(Rows from a dataset)
○ ○ ○
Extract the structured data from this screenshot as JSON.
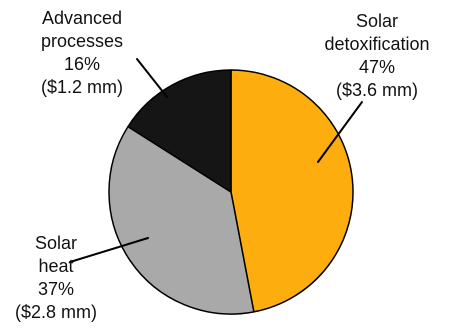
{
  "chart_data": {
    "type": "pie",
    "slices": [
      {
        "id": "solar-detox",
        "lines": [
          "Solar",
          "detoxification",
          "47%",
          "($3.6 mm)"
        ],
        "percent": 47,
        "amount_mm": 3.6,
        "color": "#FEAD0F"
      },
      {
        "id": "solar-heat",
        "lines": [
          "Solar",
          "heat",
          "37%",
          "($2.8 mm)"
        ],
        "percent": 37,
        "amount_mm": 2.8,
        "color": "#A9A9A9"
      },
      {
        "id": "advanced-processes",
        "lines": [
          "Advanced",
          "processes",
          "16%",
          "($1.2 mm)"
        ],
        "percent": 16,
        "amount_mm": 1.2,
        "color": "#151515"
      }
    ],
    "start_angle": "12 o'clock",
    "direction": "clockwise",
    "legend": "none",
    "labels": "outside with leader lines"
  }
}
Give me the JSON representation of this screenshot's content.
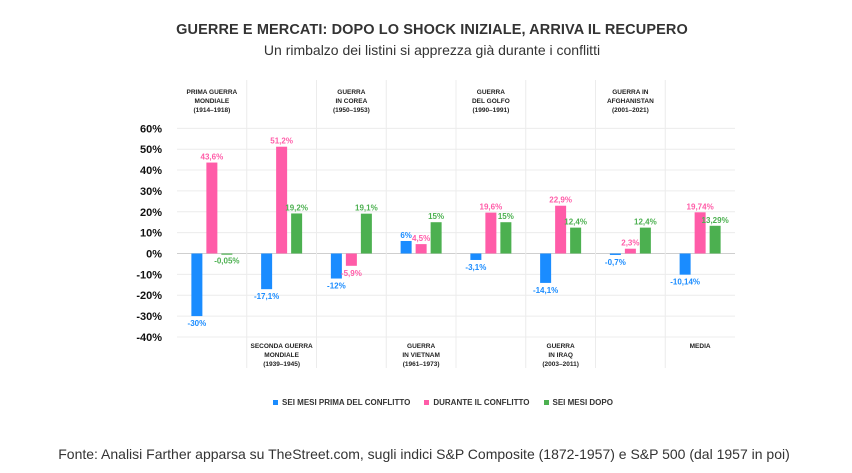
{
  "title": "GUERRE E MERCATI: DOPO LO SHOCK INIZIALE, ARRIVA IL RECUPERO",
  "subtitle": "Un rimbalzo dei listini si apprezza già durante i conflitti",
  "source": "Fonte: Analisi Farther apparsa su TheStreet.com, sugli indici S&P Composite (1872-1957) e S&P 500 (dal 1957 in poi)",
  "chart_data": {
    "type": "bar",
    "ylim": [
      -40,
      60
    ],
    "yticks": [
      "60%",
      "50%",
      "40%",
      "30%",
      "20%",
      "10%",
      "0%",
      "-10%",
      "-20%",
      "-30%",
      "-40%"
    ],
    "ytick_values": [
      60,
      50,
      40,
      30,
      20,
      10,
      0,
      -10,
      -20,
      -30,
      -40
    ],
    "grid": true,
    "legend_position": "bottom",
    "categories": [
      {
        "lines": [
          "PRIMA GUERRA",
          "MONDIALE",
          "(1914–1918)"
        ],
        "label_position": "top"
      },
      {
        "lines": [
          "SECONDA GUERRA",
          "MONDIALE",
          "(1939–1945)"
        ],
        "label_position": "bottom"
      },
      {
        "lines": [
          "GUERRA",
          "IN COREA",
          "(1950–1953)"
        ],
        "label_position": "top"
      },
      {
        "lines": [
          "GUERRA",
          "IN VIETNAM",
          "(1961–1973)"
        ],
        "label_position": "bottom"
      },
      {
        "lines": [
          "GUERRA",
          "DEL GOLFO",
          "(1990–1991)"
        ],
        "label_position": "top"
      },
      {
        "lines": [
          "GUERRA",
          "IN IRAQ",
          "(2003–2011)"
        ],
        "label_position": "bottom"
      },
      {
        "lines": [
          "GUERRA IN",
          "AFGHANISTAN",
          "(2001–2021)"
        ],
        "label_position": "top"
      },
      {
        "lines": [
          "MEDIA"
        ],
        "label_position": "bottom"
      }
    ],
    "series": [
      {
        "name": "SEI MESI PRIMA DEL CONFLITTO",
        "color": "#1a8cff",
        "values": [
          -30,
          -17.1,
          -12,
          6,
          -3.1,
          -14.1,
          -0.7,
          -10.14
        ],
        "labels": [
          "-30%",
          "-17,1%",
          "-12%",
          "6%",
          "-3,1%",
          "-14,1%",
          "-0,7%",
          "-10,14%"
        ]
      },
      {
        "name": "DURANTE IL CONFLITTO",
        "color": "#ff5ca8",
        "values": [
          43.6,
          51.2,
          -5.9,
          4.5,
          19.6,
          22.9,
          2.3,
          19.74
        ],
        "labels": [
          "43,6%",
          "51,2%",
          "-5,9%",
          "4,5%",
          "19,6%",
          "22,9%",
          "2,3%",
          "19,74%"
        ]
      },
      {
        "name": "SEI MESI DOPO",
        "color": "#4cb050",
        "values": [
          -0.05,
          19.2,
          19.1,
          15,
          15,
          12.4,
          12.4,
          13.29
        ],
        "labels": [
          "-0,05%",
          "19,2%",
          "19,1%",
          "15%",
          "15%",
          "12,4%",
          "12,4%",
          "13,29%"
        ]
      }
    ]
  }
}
○ ○ ○
*Task*:
Find each line in the records holding the string "CONFLITTO" and show it.

*Finished task*:
        "name": "SEI MESI PRIMA DEL CONFLITTO",
        "name": "DURANTE IL CONFLITTO",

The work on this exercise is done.